BEGIN Provided records

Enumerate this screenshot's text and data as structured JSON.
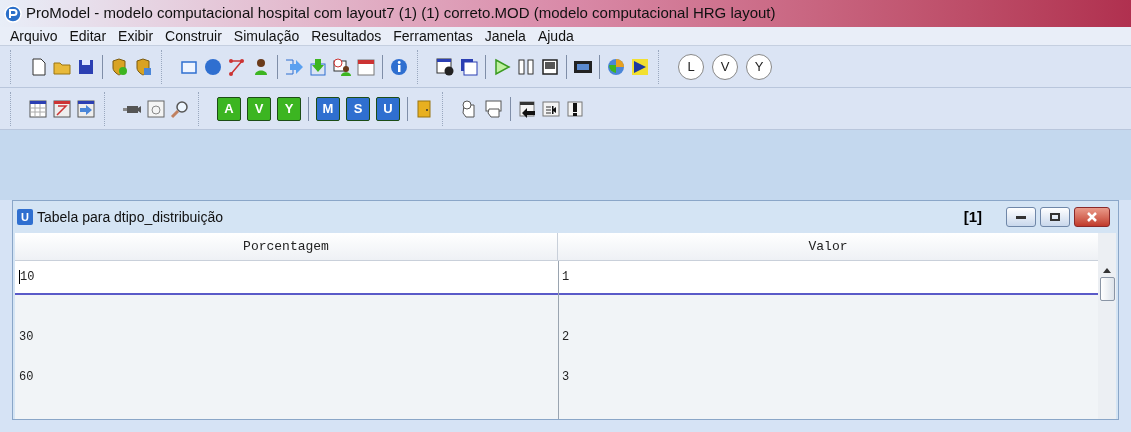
{
  "window": {
    "title": "ProModel - modelo computacional hospital com layout7 (1) (1) correto.MOD (modelo computacional HRG layout)"
  },
  "menu": [
    "Arquivo",
    "Editar",
    "Exibir",
    "Construir",
    "Simulação",
    "Resultados",
    "Ferramentas",
    "Janela",
    "Ajuda"
  ],
  "toolbars": [
    {
      "letter_buttons": [
        {
          "text": "L",
          "color": "#ffffff"
        },
        {
          "text": "V",
          "color": "#ffffff"
        },
        {
          "text": "Y",
          "color": "#ffffff"
        }
      ]
    },
    {
      "letter_buttons": [
        {
          "text": "A",
          "color": "#3cb521"
        },
        {
          "text": "V",
          "color": "#3cb521"
        },
        {
          "text": "Y",
          "color": "#3cb521"
        },
        {
          "text": "M",
          "color": "#2f6fd0"
        },
        {
          "text": "S",
          "color": "#2f6fd0"
        },
        {
          "text": "U",
          "color": "#2f6fd0"
        }
      ]
    }
  ],
  "child_window": {
    "icon_letter": "U",
    "title": "Tabela para dtipo_distribuição",
    "index": "[1]",
    "table": {
      "columns": [
        "Porcentagem",
        "Valor"
      ],
      "rows": [
        {
          "cells": [
            "10",
            "1"
          ],
          "selected": true
        },
        {
          "cells": [
            "30",
            "2"
          ],
          "selected": false
        },
        {
          "cells": [
            "60",
            "3"
          ],
          "selected": false
        }
      ]
    }
  }
}
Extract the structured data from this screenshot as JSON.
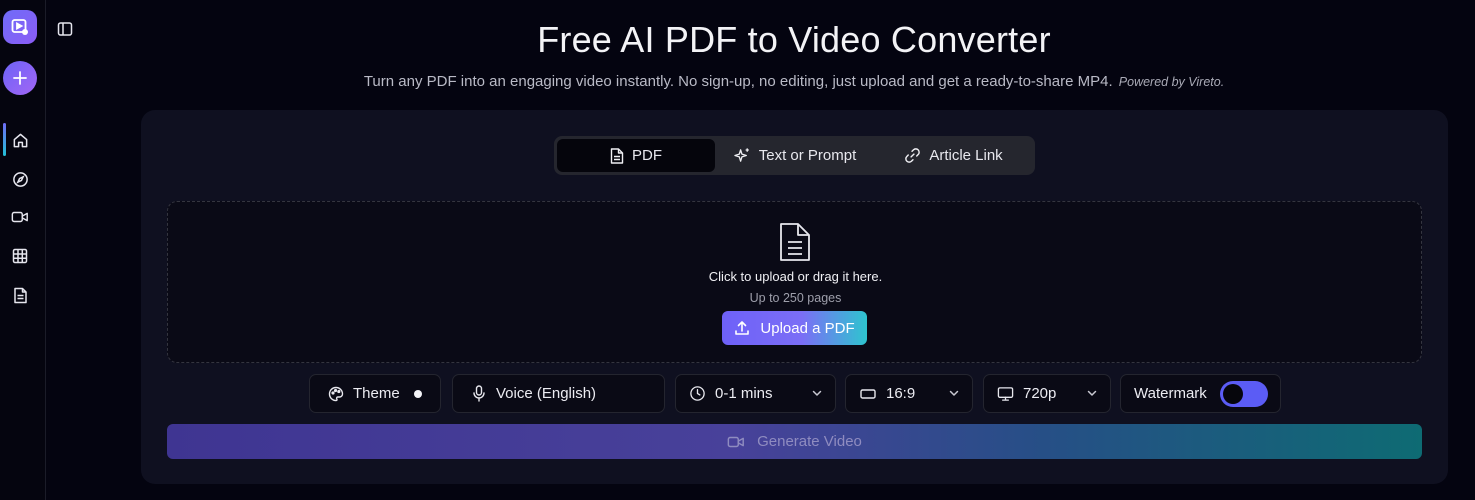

END Provided records

* **Stated goal**
Reply with one number only: how many lines of the listing hold "title"?

* **Complete output**
2